— start —

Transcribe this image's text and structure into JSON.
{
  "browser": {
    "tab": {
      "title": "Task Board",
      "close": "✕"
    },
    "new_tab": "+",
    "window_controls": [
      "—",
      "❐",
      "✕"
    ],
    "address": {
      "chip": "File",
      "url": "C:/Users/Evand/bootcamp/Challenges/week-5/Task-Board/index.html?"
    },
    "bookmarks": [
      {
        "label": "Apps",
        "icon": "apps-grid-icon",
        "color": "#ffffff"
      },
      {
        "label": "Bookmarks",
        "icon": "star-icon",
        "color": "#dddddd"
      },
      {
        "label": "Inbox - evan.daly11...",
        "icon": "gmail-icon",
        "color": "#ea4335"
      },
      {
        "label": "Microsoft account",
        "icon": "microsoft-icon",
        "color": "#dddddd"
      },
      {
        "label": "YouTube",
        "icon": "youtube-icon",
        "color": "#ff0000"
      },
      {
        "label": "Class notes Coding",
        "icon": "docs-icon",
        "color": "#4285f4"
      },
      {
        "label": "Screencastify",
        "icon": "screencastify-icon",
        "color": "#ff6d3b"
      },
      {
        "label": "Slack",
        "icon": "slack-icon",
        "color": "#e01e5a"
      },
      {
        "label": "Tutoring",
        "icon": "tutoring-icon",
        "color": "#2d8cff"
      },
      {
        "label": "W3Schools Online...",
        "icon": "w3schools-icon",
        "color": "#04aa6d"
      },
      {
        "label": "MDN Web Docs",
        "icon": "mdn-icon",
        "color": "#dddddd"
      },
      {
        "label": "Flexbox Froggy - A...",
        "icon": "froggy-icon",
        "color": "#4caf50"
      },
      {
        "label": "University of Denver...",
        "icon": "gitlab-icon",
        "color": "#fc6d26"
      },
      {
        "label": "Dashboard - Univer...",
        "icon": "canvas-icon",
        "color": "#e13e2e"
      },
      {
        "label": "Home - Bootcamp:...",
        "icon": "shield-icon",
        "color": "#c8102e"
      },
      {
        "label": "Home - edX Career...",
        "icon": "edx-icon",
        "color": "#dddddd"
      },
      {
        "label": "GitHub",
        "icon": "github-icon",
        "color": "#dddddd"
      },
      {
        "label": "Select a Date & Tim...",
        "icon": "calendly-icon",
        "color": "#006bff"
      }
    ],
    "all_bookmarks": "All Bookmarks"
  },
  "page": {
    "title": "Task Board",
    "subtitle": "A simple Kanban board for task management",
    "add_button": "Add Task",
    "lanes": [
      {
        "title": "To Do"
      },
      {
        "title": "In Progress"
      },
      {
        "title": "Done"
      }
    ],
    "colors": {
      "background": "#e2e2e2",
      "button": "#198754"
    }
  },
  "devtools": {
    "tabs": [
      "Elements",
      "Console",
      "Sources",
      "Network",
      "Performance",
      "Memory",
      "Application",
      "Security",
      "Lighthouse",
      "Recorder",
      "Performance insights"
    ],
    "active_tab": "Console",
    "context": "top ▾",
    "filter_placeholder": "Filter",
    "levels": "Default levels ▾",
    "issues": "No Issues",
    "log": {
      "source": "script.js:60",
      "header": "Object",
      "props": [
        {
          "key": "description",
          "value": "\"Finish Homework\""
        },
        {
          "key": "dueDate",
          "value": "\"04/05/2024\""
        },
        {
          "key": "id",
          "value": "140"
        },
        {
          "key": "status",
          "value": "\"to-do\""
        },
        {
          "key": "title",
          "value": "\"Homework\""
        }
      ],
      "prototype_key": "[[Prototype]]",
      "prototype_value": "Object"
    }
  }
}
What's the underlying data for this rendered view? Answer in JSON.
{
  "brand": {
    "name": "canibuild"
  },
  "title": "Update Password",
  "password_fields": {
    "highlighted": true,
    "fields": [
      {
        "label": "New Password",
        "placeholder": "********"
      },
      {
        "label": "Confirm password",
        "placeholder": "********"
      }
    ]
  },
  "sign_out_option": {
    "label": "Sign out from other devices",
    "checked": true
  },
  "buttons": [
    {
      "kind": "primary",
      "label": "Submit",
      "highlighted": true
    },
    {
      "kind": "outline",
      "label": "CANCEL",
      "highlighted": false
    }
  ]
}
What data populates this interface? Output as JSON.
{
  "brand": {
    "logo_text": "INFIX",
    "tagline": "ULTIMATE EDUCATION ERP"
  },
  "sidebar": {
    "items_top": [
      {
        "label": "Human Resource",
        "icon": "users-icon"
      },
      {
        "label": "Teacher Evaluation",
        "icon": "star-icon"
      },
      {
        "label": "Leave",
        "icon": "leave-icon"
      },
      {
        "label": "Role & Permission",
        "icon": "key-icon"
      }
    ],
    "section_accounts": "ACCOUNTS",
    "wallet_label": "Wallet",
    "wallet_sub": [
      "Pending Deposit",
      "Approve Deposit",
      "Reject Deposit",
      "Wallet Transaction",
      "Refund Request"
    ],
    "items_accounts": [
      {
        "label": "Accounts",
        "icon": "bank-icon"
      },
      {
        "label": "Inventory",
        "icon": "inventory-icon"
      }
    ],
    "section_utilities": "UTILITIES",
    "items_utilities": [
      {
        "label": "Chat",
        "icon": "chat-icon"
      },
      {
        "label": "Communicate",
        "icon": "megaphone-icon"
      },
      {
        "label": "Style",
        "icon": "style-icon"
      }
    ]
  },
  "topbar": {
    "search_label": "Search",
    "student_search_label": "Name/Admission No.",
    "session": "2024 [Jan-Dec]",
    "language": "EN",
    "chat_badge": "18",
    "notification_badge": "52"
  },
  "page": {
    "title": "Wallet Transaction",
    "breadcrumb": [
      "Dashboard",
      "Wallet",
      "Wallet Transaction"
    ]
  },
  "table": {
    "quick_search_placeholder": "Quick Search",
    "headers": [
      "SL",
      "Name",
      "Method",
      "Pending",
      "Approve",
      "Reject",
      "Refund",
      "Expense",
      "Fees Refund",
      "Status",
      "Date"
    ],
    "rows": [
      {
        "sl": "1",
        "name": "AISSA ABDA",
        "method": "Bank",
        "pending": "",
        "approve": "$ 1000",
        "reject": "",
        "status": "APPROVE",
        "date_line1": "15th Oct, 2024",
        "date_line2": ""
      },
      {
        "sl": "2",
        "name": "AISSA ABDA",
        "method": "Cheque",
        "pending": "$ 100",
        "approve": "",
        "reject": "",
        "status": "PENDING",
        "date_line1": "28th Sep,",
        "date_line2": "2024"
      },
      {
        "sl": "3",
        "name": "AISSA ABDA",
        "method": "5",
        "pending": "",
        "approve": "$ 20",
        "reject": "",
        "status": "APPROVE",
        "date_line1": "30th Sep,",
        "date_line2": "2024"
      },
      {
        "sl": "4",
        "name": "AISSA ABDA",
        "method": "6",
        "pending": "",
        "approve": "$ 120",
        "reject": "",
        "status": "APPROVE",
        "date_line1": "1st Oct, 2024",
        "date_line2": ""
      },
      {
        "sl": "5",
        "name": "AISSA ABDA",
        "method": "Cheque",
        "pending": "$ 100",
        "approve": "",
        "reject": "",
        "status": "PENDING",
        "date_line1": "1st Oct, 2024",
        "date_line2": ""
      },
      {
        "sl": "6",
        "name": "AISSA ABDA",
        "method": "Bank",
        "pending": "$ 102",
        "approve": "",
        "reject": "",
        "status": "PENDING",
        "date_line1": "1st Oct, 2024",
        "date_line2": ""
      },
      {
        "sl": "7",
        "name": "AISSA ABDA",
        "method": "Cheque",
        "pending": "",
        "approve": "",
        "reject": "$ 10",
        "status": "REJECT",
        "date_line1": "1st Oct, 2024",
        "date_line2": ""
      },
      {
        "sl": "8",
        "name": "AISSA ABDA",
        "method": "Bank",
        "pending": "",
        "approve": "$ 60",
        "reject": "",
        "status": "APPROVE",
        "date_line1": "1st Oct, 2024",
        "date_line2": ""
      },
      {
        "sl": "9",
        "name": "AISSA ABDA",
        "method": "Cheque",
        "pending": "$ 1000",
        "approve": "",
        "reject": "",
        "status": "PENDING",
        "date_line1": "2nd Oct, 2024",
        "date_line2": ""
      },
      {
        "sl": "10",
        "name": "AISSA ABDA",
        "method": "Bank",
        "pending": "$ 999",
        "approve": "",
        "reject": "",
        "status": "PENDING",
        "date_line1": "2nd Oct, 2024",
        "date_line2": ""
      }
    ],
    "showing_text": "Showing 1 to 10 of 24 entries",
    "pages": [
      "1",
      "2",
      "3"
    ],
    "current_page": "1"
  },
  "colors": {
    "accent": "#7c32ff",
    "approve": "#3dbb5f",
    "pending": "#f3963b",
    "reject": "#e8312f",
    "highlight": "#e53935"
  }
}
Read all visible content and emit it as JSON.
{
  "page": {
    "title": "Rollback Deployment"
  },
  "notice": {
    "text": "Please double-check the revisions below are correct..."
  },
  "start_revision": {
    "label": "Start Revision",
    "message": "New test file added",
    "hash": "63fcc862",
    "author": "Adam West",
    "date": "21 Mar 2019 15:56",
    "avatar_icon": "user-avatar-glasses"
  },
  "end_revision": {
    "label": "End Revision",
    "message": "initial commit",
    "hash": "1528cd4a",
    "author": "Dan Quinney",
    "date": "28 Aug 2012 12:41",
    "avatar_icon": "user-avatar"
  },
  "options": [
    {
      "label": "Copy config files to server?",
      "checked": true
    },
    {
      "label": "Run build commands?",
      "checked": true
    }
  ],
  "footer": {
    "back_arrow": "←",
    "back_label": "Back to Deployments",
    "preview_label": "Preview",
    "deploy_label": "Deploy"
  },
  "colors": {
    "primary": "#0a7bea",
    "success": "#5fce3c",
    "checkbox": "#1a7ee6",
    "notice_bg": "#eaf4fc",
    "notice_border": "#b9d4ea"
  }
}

— end —

## Given request
In how many lines of the data does the string "Transaction" appear? Give only the number.

## Reply
3